PROBLEM SET -
(1) In the passage on vaccination, reproduce the part from "Of all veterinary" to "more quickly detected.", substituting "approval system" for "licensing system".
(2) In the passage on vaccination, why is the reproach that new immunisation schedules will reduce income from vaccination considered unfounded? Answer in one to three sentences.

TEXT FOR ANALYSIS -
The reproach that the recent recommendations in immunisation schedules will necessarily lead to reduced income from vaccination is unfounded. Quite on the contrary: with the increased sophistication in vaccine development, monitoring of the international scene and translation into local requirements and into the layman's vocabulary must become an ongoing process. The vaccination interview, the yearly health check will have to become an accepted and invoiced commodity. Epidemiologic information must be collected, interpreted and disseminated. In anticipation of the expansion of viral, bacterial and protozoan diseases, of vector-borne infections (as a consequence of global warming), of zoonotic threats (e.g. SARS, avian influenza), links need to be established and entertained with the medical scene. This is in line with the “One Medicine – One Health” philosophy presently occupying center stage in the biomedical setting (http://www.onehealthinitiative.com).

 

 

Vaccine safety, efficacy and tests predicting protection

 

Of all veterinary activities, vaccination probably stands alone in that its result is not systematically evaluated - certainly not by the vaccinating practitioner. The “shoot-and-trust” principle reigns, and trust is based on the claims of producers and on the registration files. After all, there is a licensing system in place that is operated by national and European agencies for veterinary medicinal products, which serves to ascertain vaccine efficiency, purity and safety. It must be said: mainly the latter. Whereas protection needs to be proven in lengthy, costly, at times scientifically doubtful and ethically controversial vaccination/challenge experiments, undesirable effects are more easily and often more quickly detected.

(Stored data entries)
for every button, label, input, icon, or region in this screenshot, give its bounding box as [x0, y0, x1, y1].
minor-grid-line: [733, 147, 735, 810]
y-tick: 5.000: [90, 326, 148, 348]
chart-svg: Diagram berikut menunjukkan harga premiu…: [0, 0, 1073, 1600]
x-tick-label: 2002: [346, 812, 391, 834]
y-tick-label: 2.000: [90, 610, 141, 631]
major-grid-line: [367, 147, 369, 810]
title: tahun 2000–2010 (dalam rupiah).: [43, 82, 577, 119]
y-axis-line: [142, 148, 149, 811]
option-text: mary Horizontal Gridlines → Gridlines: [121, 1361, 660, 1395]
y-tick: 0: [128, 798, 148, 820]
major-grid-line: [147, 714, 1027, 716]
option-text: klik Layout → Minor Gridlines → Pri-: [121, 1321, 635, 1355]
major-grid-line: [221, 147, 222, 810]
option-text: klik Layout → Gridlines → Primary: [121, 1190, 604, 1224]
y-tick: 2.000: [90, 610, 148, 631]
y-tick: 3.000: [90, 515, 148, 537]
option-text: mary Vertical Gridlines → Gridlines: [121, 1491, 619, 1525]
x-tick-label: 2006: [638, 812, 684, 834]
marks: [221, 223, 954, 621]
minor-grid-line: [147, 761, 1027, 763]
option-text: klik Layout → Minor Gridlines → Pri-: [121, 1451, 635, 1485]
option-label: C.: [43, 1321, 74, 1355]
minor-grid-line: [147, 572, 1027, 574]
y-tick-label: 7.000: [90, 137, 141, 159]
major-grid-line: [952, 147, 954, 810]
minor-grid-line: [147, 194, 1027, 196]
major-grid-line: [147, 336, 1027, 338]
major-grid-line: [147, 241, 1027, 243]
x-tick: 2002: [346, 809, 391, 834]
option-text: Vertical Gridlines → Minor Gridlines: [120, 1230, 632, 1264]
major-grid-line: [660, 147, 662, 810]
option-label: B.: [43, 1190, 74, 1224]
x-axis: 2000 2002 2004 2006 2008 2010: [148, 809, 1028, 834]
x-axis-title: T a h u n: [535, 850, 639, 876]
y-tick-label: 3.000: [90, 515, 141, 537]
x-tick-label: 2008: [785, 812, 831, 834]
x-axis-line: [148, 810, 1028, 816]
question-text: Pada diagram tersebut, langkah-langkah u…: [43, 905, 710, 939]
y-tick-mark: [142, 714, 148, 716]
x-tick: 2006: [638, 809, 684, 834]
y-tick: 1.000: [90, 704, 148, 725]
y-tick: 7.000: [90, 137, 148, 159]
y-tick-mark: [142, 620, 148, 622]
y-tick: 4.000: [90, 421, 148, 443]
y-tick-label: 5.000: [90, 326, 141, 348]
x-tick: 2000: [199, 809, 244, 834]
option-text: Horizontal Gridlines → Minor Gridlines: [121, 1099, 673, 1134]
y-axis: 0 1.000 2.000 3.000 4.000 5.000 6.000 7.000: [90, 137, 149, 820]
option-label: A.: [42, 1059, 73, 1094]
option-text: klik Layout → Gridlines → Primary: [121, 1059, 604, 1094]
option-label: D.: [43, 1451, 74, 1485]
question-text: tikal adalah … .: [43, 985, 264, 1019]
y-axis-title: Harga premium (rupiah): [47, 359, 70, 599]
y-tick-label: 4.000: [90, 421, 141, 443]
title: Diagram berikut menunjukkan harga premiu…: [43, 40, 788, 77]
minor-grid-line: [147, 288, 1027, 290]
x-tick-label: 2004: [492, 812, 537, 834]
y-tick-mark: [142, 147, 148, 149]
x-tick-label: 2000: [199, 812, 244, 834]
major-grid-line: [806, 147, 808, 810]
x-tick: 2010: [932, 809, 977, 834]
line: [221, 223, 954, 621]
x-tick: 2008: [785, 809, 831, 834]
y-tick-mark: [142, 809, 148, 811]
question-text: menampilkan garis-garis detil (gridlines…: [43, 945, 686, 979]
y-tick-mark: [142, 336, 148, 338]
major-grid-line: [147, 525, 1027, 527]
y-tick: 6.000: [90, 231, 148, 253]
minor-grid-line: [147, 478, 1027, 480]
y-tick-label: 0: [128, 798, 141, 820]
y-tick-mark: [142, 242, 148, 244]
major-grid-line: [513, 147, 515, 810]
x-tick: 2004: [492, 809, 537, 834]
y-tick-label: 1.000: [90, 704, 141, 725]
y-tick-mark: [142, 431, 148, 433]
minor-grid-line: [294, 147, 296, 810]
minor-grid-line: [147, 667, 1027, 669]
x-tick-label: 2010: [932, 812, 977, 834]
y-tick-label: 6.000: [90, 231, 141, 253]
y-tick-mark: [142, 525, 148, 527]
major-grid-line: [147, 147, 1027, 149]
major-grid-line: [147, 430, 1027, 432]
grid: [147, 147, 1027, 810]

ANSWERS BY ITEM -
(1)
Of all veterinary activities, vaccination probably stands alone in that its result is not systematically evaluated - certainly not by the vaccinating practitioner. The “shoot-and-trust” principle reigns, and trust is based on the claims of producers and on the registration files. After all, there is a approval system in place that is operated by national and European agencies for veterinary medicinal products, which serves to ascertain vaccine efficiency, purity and safety. It must be said: mainly the latter. Whereas protection needs to be proven in lengthy, costly, at times scientifically doubtful and ethically controversial vaccination/challenge experiments, undesirable effects are more easily and often more quickly detected.

(2) As vaccine development grows more sophisticated, monitoring of the international scene and its translation into local requirements and the layman's vocabulary must become an ongoing process. The vaccination interview and the yearly health check will therefore have to become an accepted and invoiced commodity.